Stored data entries
━━━━

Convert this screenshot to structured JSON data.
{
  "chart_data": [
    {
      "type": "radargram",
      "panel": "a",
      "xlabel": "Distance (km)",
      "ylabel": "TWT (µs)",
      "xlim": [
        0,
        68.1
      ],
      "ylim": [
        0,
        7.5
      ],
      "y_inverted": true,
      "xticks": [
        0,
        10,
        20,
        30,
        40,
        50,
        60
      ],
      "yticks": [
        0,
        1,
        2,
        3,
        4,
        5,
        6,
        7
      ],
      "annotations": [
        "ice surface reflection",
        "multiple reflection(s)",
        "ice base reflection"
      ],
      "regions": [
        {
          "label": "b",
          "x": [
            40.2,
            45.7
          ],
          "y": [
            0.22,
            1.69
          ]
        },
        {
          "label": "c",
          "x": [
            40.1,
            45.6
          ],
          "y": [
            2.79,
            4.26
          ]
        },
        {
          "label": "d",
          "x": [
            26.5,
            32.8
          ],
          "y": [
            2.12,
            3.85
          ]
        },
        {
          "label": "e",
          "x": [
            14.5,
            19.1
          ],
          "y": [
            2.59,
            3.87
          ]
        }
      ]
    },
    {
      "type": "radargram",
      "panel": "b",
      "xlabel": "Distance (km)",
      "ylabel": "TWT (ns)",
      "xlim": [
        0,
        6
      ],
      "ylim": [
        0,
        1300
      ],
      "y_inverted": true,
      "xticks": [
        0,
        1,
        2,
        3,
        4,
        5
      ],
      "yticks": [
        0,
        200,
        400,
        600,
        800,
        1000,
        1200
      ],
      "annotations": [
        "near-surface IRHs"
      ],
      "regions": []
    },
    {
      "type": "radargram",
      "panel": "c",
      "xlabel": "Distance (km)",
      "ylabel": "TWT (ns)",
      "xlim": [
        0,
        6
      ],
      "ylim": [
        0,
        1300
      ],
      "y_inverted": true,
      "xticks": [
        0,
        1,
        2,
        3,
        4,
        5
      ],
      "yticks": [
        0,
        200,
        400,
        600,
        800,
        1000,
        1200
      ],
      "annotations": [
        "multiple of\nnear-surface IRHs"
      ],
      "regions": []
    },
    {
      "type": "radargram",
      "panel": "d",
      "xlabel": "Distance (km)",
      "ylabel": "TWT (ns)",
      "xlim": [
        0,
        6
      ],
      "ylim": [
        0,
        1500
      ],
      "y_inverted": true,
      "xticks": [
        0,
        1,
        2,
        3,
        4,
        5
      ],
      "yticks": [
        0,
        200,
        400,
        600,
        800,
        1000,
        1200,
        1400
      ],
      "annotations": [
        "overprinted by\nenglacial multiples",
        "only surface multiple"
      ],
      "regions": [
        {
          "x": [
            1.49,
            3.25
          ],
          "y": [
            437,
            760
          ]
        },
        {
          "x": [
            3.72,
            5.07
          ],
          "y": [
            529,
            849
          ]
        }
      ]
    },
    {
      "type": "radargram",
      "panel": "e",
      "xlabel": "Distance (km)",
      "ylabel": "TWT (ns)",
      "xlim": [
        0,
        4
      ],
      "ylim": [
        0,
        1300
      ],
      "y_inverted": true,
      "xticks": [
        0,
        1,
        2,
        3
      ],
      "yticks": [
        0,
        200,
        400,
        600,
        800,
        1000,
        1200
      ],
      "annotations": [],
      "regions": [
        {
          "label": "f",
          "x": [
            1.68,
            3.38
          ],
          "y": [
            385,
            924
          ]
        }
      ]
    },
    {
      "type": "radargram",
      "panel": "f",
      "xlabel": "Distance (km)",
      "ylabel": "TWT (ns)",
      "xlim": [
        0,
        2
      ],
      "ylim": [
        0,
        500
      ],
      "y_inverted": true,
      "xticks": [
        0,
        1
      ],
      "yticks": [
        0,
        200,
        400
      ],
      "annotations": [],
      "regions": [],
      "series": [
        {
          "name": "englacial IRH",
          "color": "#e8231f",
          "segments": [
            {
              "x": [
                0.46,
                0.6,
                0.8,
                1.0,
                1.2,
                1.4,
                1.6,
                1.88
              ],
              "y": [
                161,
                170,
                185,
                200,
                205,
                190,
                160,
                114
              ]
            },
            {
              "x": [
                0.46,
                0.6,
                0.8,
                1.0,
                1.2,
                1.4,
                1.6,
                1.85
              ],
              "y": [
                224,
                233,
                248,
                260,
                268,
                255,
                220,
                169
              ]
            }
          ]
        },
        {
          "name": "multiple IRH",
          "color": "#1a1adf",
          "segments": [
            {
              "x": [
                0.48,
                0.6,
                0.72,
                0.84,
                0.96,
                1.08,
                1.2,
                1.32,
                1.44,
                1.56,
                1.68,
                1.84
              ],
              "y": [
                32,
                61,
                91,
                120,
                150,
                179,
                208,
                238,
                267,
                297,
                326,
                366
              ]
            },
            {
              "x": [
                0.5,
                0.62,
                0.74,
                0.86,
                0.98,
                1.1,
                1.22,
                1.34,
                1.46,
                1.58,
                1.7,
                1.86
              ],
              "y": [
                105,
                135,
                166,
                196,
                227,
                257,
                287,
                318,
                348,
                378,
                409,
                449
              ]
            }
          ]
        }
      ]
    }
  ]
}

━━━━

• _Exercise brief_
Return each line where "IRHs" shows up.

• _Completed task_
        "near-surface IRHs"
        "multiple of\nnear-surface IRHs"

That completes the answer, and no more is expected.